— start DATA SHOWN —
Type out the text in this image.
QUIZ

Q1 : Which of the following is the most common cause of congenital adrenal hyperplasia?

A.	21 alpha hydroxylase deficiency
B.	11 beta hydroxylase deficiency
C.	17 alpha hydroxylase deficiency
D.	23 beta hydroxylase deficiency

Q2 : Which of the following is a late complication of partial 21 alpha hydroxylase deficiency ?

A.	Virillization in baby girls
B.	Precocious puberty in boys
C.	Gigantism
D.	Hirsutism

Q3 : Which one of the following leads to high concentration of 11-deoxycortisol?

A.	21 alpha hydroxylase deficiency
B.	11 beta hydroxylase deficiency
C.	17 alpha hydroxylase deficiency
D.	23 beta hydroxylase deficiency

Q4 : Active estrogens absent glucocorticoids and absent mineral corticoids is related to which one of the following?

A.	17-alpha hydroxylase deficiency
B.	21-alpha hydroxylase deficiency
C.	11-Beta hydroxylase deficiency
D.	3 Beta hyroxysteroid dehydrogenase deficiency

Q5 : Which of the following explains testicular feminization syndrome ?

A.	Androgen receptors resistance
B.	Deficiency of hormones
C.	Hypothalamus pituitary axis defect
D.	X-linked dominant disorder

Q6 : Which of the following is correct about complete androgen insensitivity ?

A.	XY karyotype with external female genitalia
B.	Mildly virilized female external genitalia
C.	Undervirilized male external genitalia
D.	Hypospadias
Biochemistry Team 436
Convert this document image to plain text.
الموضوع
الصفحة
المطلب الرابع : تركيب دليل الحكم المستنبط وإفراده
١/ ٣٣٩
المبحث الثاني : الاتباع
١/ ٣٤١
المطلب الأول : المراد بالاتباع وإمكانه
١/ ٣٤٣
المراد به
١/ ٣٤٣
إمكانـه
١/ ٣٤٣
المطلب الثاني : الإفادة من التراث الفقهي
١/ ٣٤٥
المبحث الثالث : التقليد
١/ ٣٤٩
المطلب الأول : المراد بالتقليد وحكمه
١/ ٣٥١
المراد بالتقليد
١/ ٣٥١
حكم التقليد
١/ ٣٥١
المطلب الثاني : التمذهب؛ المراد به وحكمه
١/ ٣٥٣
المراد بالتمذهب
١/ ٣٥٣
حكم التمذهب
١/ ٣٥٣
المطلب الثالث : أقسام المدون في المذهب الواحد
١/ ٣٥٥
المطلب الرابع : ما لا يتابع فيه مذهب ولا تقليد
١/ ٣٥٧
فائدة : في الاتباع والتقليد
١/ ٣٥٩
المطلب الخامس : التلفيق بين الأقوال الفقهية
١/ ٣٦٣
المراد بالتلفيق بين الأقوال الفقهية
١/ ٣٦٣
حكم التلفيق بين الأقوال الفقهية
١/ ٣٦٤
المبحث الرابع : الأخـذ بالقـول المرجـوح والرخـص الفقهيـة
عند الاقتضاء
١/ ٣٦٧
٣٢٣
— end DATA SHOWN —
#### [EXERCISE GOAL]
From the "Convert this document image to plain text." line to the close of the listing, restate each line word for word.

#### [RESPONSE BELOW]
Convert this document image to plain text.
الموضوع
الصفحة
المطلب الرابع : تركيب دليل الحكم المستنبط وإفراده
١/ ٣٣٩
المبحث الثاني : الاتباع
١/ ٣٤١
المطلب الأول : المراد بالاتباع وإمكانه
١/ ٣٤٣
المراد به
١/ ٣٤٣
إمكانـه
١/ ٣٤٣
المطلب الثاني : الإفادة من التراث الفقهي
١/ ٣٤٥
المبحث الثالث : التقليد
١/ ٣٤٩
المطلب الأول : المراد بالتقليد وحكمه
١/ ٣٥١
المراد بالتقليد
١/ ٣٥١
حكم التقليد
١/ ٣٥١
المطلب الثاني : التمذهب؛ المراد به وحكمه
١/ ٣٥٣
المراد بالتمذهب
١/ ٣٥٣
حكم التمذهب
١/ ٣٥٣
المطلب الثالث : أقسام المدون في المذهب الواحد
١/ ٣٥٥
المطلب الرابع : ما لا يتابع فيه مذهب ولا تقليد
١/ ٣٥٧
فائدة : في الاتباع والتقليد
١/ ٣٥٩
المطلب الخامس : التلفيق بين الأقوال الفقهية
١/ ٣٦٣
المراد بالتلفيق بين الأقوال الفقهية
١/ ٣٦٣
حكم التلفيق بين الأقوال الفقهية
١/ ٣٦٤
المبحث الرابع : الأخـذ بالقـول المرجـوح والرخـص الفقهيـة
عند الاقتضاء
١/ ٣٦٧
٣٢٣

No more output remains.